■ **REQUIRED TASK**
Quote all of the data that follows exactly as written, skipping the images.

■ **PROVIDED MATERIAL**
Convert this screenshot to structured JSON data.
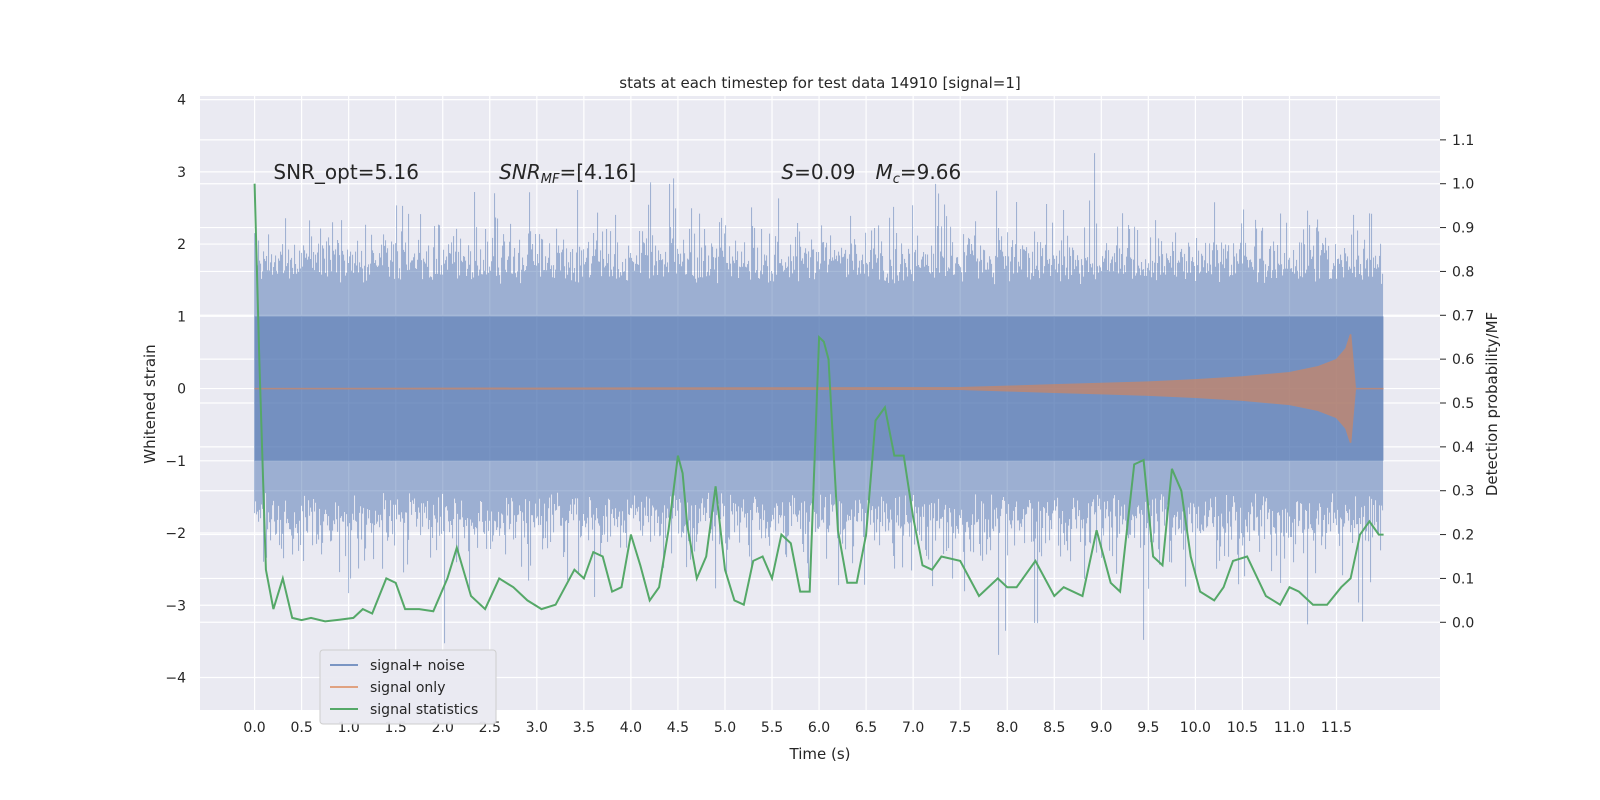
{
  "chart_data": {
    "type": "line",
    "title": "stats at each timestep for test data 14910 [signal=1]",
    "xlabel": "Time (s)",
    "ylabel_left": "Whitened strain",
    "ylabel_right": "Detection probability/MF",
    "xlim": [
      -0.58,
      12.6
    ],
    "ylim_left": [
      -4.45,
      4.05
    ],
    "ylim_right": [
      -0.2,
      1.2
    ],
    "x_ticks": [
      0.0,
      0.5,
      1.0,
      1.5,
      2.0,
      2.5,
      3.0,
      3.5,
      4.0,
      4.5,
      5.0,
      5.5,
      6.0,
      6.5,
      7.0,
      7.5,
      8.0,
      8.5,
      9.0,
      9.5,
      10.0,
      10.5,
      11.0,
      11.5
    ],
    "x_tick_labels": [
      "0.0",
      "0.5",
      "1.0",
      "1.5",
      "2.0",
      "2.5",
      "3.0",
      "3.5",
      "4.0",
      "4.5",
      "5.0",
      "5.5",
      "6.0",
      "6.5",
      "7.0",
      "7.5",
      "8.0",
      "8.5",
      "9.0",
      "9.5",
      "10.0",
      "10.5",
      "11.0",
      "11.5"
    ],
    "y_left_ticks": [
      -4,
      -3,
      -2,
      -1,
      0,
      1,
      2,
      3,
      4
    ],
    "y_left_tick_labels": [
      "−4",
      "−3",
      "−2",
      "−1",
      "0",
      "1",
      "2",
      "3",
      "4"
    ],
    "y_right_ticks": [
      0.0,
      0.1,
      0.2,
      0.3,
      0.4,
      0.5,
      0.6,
      0.7,
      0.8,
      0.9,
      1.0,
      1.1
    ],
    "y_right_tick_labels": [
      "0.0",
      "0.1",
      "0.2",
      "0.3",
      "0.4",
      "0.5",
      "0.6",
      "0.7",
      "0.8",
      "0.9",
      "1.0",
      "1.1"
    ],
    "annotations": [
      {
        "text": "SNR_opt=5.16",
        "x": 0.2,
        "y": 3.0
      },
      {
        "text": "SNR_MF=[4.16]",
        "x": 2.6,
        "y": 3.0
      },
      {
        "text": "S=0.09",
        "x": 5.6,
        "y": 3.0
      },
      {
        "text": "M_c=9.66",
        "x": 6.6,
        "y": 3.0
      }
    ],
    "series": [
      {
        "name": "signal+ noise",
        "axis": "left",
        "color": "#4c72b0",
        "alpha": 0.5,
        "x_range": [
          0.0,
          12.0
        ],
        "envelope_typical": [
          -1.8,
          1.8
        ],
        "envelope_extreme": [
          -4.1,
          3.65
        ]
      },
      {
        "name": "signal only",
        "axis": "left",
        "color": "#dd8452",
        "alpha": 0.5,
        "x": [
          0.0,
          7.5,
          8.0,
          8.5,
          9.0,
          9.5,
          10.0,
          10.5,
          11.0,
          11.3,
          11.5,
          11.6,
          11.65,
          11.7,
          12.0
        ],
        "amplitude": [
          0.0,
          0.01,
          0.03,
          0.05,
          0.07,
          0.09,
          0.12,
          0.16,
          0.22,
          0.3,
          0.4,
          0.55,
          0.75,
          0.0,
          0.0
        ]
      },
      {
        "name": "signal statistics",
        "axis": "right",
        "color": "#55a868",
        "x": [
          0.0,
          0.05,
          0.12,
          0.2,
          0.3,
          0.4,
          0.5,
          0.6,
          0.75,
          0.9,
          1.05,
          1.15,
          1.25,
          1.4,
          1.5,
          1.6,
          1.75,
          1.9,
          2.05,
          2.15,
          2.3,
          2.45,
          2.6,
          2.75,
          2.9,
          3.05,
          3.2,
          3.3,
          3.4,
          3.5,
          3.6,
          3.7,
          3.8,
          3.9,
          4.0,
          4.1,
          4.2,
          4.3,
          4.4,
          4.5,
          4.55,
          4.6,
          4.7,
          4.8,
          4.9,
          5.0,
          5.1,
          5.2,
          5.3,
          5.4,
          5.5,
          5.6,
          5.7,
          5.8,
          5.9,
          6.0,
          6.05,
          6.1,
          6.2,
          6.3,
          6.4,
          6.5,
          6.6,
          6.7,
          6.8,
          6.9,
          7.0,
          7.1,
          7.2,
          7.3,
          7.5,
          7.7,
          7.9,
          8.0,
          8.1,
          8.3,
          8.5,
          8.6,
          8.8,
          8.95,
          9.1,
          9.2,
          9.35,
          9.45,
          9.55,
          9.65,
          9.75,
          9.85,
          9.95,
          10.05,
          10.2,
          10.3,
          10.4,
          10.55,
          10.75,
          10.9,
          11.0,
          11.1,
          11.25,
          11.4,
          11.55,
          11.65,
          11.75,
          11.85,
          11.95,
          12.0
        ],
        "y": [
          1.0,
          0.6,
          0.12,
          0.03,
          0.1,
          0.01,
          0.005,
          0.01,
          0.002,
          0.006,
          0.01,
          0.03,
          0.02,
          0.1,
          0.09,
          0.03,
          0.03,
          0.025,
          0.1,
          0.17,
          0.06,
          0.03,
          0.1,
          0.08,
          0.05,
          0.03,
          0.04,
          0.08,
          0.12,
          0.1,
          0.16,
          0.15,
          0.07,
          0.08,
          0.2,
          0.13,
          0.05,
          0.08,
          0.21,
          0.38,
          0.34,
          0.22,
          0.1,
          0.15,
          0.31,
          0.12,
          0.05,
          0.04,
          0.14,
          0.15,
          0.1,
          0.2,
          0.18,
          0.07,
          0.07,
          0.65,
          0.64,
          0.6,
          0.21,
          0.09,
          0.09,
          0.2,
          0.46,
          0.49,
          0.38,
          0.38,
          0.24,
          0.13,
          0.12,
          0.15,
          0.14,
          0.06,
          0.1,
          0.08,
          0.08,
          0.14,
          0.06,
          0.08,
          0.06,
          0.21,
          0.09,
          0.07,
          0.36,
          0.37,
          0.15,
          0.13,
          0.35,
          0.3,
          0.15,
          0.07,
          0.05,
          0.08,
          0.14,
          0.15,
          0.06,
          0.04,
          0.08,
          0.07,
          0.04,
          0.04,
          0.08,
          0.1,
          0.2,
          0.23,
          0.2,
          0.2
        ]
      }
    ],
    "legend": {
      "placement": "lower-left",
      "entries": [
        "signal+ noise",
        "signal only",
        "signal statistics"
      ]
    },
    "grid": true,
    "background": "#eaeaf2"
  }
}
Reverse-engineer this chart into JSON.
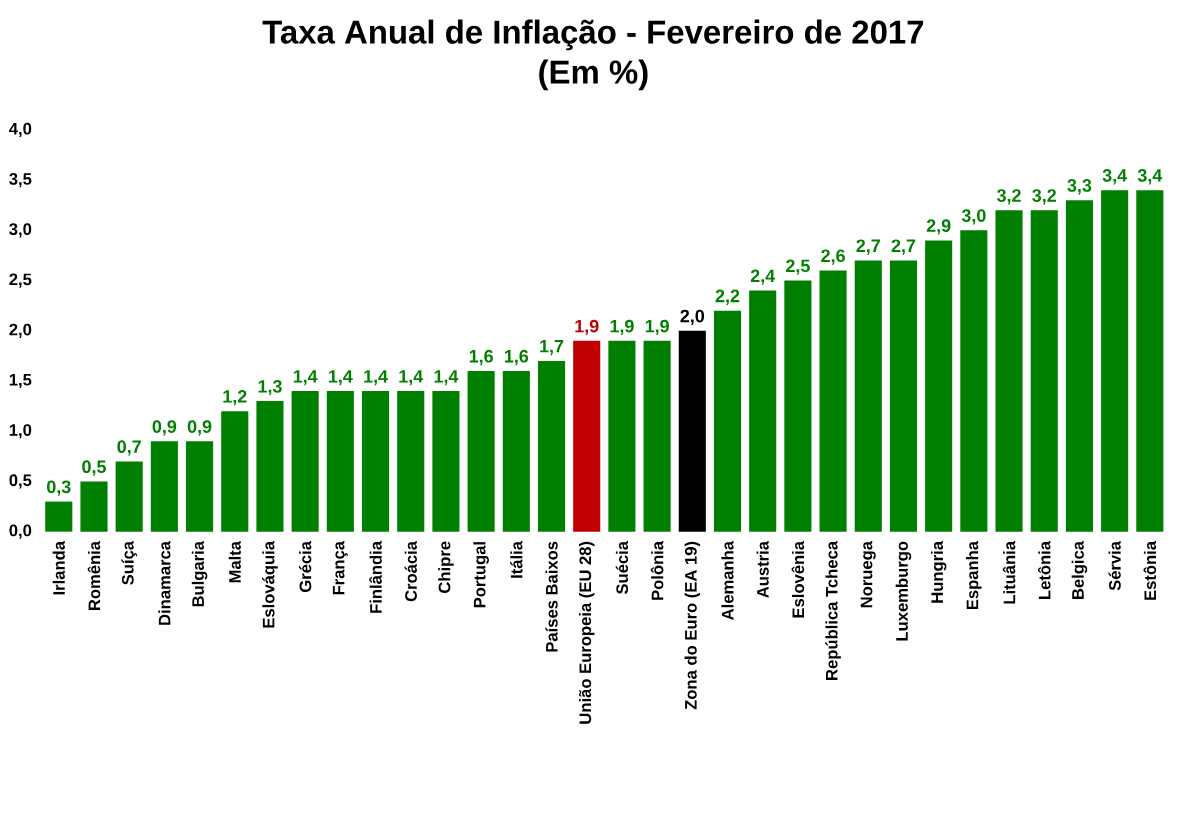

■ **TASK RESPONSE**
Convert this screenshot to structured JSON data.
{
  "chart_data": {
    "type": "line",
    "title": "stats at each timestep for test data 14910 [signal=1]",
    "xlabel": "Time (s)",
    "ylabel_left": "Whitened strain",
    "ylabel_right": "Detection probability/MF",
    "xlim": [
      -0.58,
      12.6
    ],
    "ylim_left": [
      -4.45,
      4.05
    ],
    "ylim_right": [
      -0.2,
      1.2
    ],
    "x_ticks": [
      0.0,
      0.5,
      1.0,
      1.5,
      2.0,
      2.5,
      3.0,
      3.5,
      4.0,
      4.5,
      5.0,
      5.5,
      6.0,
      6.5,
      7.0,
      7.5,
      8.0,
      8.5,
      9.0,
      9.5,
      10.0,
      10.5,
      11.0,
      11.5
    ],
    "x_tick_labels": [
      "0.0",
      "0.5",
      "1.0",
      "1.5",
      "2.0",
      "2.5",
      "3.0",
      "3.5",
      "4.0",
      "4.5",
      "5.0",
      "5.5",
      "6.0",
      "6.5",
      "7.0",
      "7.5",
      "8.0",
      "8.5",
      "9.0",
      "9.5",
      "10.0",
      "10.5",
      "11.0",
      "11.5"
    ],
    "y_left_ticks": [
      -4,
      -3,
      -2,
      -1,
      0,
      1,
      2,
      3,
      4
    ],
    "y_left_tick_labels": [
      "−4",
      "−3",
      "−2",
      "−1",
      "0",
      "1",
      "2",
      "3",
      "4"
    ],
    "y_right_ticks": [
      0.0,
      0.1,
      0.2,
      0.3,
      0.4,
      0.5,
      0.6,
      0.7,
      0.8,
      0.9,
      1.0,
      1.1
    ],
    "y_right_tick_labels": [
      "0.0",
      "0.1",
      "0.2",
      "0.3",
      "0.4",
      "0.5",
      "0.6",
      "0.7",
      "0.8",
      "0.9",
      "1.0",
      "1.1"
    ],
    "annotations": [
      {
        "text": "SNR_opt=5.16",
        "x": 0.2,
        "y": 3.0
      },
      {
        "text": "SNR_MF=[4.16]",
        "x": 2.6,
        "y": 3.0
      },
      {
        "text": "S=0.09",
        "x": 5.6,
        "y": 3.0
      },
      {
        "text": "M_c=9.66",
        "x": 6.6,
        "y": 3.0
      }
    ],
    "series": [
      {
        "name": "signal+ noise",
        "axis": "left",
        "color": "#4c72b0",
        "alpha": 0.5,
        "x_range": [
          0.0,
          12.0
        ],
        "envelope_typical": [
          -1.8,
          1.8
        ],
        "envelope_extreme": [
          -4.1,
          3.65
        ]
      },
      {
        "name": "signal only",
        "axis": "left",
        "color": "#dd8452",
        "alpha": 0.5,
        "x": [
          0.0,
          7.5,
          8.0,
          8.5,
          9.0,
          9.5,
          10.0,
          10.5,
          11.0,
          11.3,
          11.5,
          11.6,
          11.65,
          11.7,
          12.0
        ],
        "amplitude": [
          0.0,
          0.01,
          0.03,
          0.05,
          0.07,
          0.09,
          0.12,
          0.16,
          0.22,
          0.3,
          0.4,
          0.55,
          0.75,
          0.0,
          0.0
        ]
      },
      {
        "name": "signal statistics",
        "axis": "right",
        "color": "#55a868",
        "x": [
          0.0,
          0.05,
          0.12,
          0.2,
          0.3,
          0.4,
          0.5,
          0.6,
          0.75,
          0.9,
          1.05,
          1.15,
          1.25,
          1.4,
          1.5,
          1.6,
          1.75,
          1.9,
          2.05,
          2.15,
          2.3,
          2.45,
          2.6,
          2.75,
          2.9,
          3.05,
          3.2,
          3.3,
          3.4,
          3.5,
          3.6,
          3.7,
          3.8,
          3.9,
          4.0,
          4.1,
          4.2,
          4.3,
          4.4,
          4.5,
          4.55,
          4.6,
          4.7,
          4.8,
          4.9,
          5.0,
          5.1,
          5.2,
          5.3,
          5.4,
          5.5,
          5.6,
          5.7,
          5.8,
          5.9,
          6.0,
          6.05,
          6.1,
          6.2,
          6.3,
          6.4,
          6.5,
          6.6,
          6.7,
          6.8,
          6.9,
          7.0,
          7.1,
          7.2,
          7.3,
          7.5,
          7.7,
          7.9,
          8.0,
          8.1,
          8.3,
          8.5,
          8.6,
          8.8,
          8.95,
          9.1,
          9.2,
          9.35,
          9.45,
          9.55,
          9.65,
          9.75,
          9.85,
          9.95,
          10.05,
          10.2,
          10.3,
          10.4,
          10.55,
          10.75,
          10.9,
          11.0,
          11.1,
          11.25,
          11.4,
          11.55,
          11.65,
          11.75,
          11.85,
          11.95,
          12.0
        ],
        "y": [
          1.0,
          0.6,
          0.12,
          0.03,
          0.1,
          0.01,
          0.005,
          0.01,
          0.002,
          0.006,
          0.01,
          0.03,
          0.02,
          0.1,
          0.09,
          0.03,
          0.03,
          0.025,
          0.1,
          0.17,
          0.06,
          0.03,
          0.1,
          0.08,
          0.05,
          0.03,
          0.04,
          0.08,
          0.12,
          0.1,
          0.16,
          0.15,
          0.07,
          0.08,
          0.2,
          0.13,
          0.05,
          0.08,
          0.21,
          0.38,
          0.34,
          0.22,
          0.1,
          0.15,
          0.31,
          0.12,
          0.05,
          0.04,
          0.14,
          0.15,
          0.1,
          0.2,
          0.18,
          0.07,
          0.07,
          0.65,
          0.64,
          0.6,
          0.21,
          0.09,
          0.09,
          0.2,
          0.46,
          0.49,
          0.38,
          0.38,
          0.24,
          0.13,
          0.12,
          0.15,
          0.14,
          0.06,
          0.1,
          0.08,
          0.08,
          0.14,
          0.06,
          0.08,
          0.06,
          0.21,
          0.09,
          0.07,
          0.36,
          0.37,
          0.15,
          0.13,
          0.35,
          0.3,
          0.15,
          0.07,
          0.05,
          0.08,
          0.14,
          0.15,
          0.06,
          0.04,
          0.08,
          0.07,
          0.04,
          0.04,
          0.08,
          0.1,
          0.2,
          0.23,
          0.2,
          0.2
        ]
      }
    ],
    "legend": {
      "placement": "lower-left",
      "entries": [
        "signal+ noise",
        "signal only",
        "signal statistics"
      ]
    },
    "grid": true,
    "background": "#eaeaf2"
  }
}
Reverse-engineer this chart into JSON.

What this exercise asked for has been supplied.